DATA EXTRACT —

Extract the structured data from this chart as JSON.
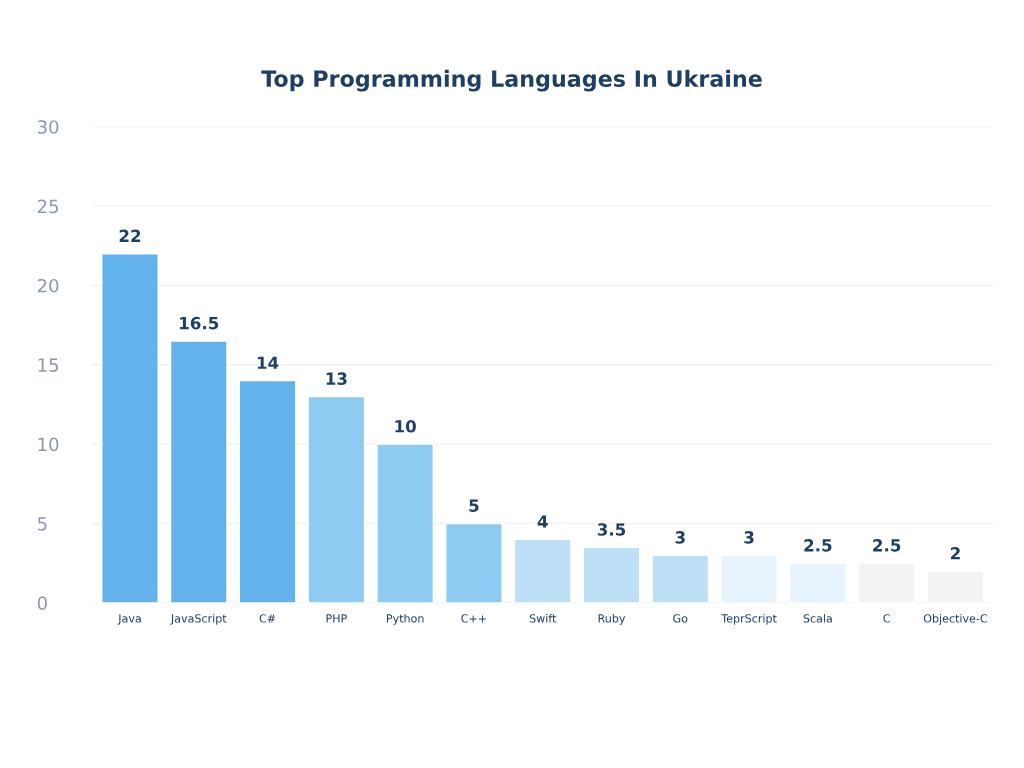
{
  "chart_data": {
    "type": "bar",
    "title": "Top Programming Languages In Ukraine",
    "categories": [
      "Java",
      "JavaScript",
      "C#",
      "PHP",
      "Python",
      "C++",
      "Swift",
      "Ruby",
      "Go",
      "TeprScript",
      "Scala",
      "C",
      "Objective-C"
    ],
    "values": [
      22,
      16.5,
      14,
      13,
      10,
      5,
      4,
      3.5,
      3,
      3,
      2.5,
      2.5,
      2
    ],
    "colors": [
      "#62b2ec",
      "#62b2ec",
      "#62b2ec",
      "#8ecbf3",
      "#8ecbf3",
      "#8ecbf3",
      "#bde0f7",
      "#bde0f7",
      "#bde0f7",
      "#e8f4fd",
      "#e8f4fd",
      "#f2f3f5",
      "#f2f3f5"
    ],
    "ylim": [
      0,
      30
    ],
    "yticks": [
      0,
      5,
      10,
      15,
      20,
      25,
      30
    ],
    "grid": "y",
    "data_labels": true,
    "legend": false
  }
}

SET TASK — Give an exact copy of the material, leaving out every picture.

RESULT OF THIS EXERCISE —
Extract the structured data from this chart as JSON.
{
  "chart_data": {
    "type": "bar",
    "title": "Top Programming Languages In Ukraine",
    "categories": [
      "Java",
      "JavaScript",
      "C#",
      "PHP",
      "Python",
      "C++",
      "Swift",
      "Ruby",
      "Go",
      "TeprScript",
      "Scala",
      "C",
      "Objective-C"
    ],
    "values": [
      22,
      16.5,
      14,
      13,
      10,
      5,
      4,
      3.5,
      3,
      3,
      2.5,
      2.5,
      2
    ],
    "colors": [
      "#62b2ec",
      "#62b2ec",
      "#62b2ec",
      "#8ecbf3",
      "#8ecbf3",
      "#8ecbf3",
      "#bde0f7",
      "#bde0f7",
      "#bde0f7",
      "#e8f4fd",
      "#e8f4fd",
      "#f2f3f5",
      "#f2f3f5"
    ],
    "ylim": [
      0,
      30
    ],
    "yticks": [
      0,
      5,
      10,
      15,
      20,
      25,
      30
    ],
    "grid": "y",
    "data_labels": true,
    "legend": false
  }
}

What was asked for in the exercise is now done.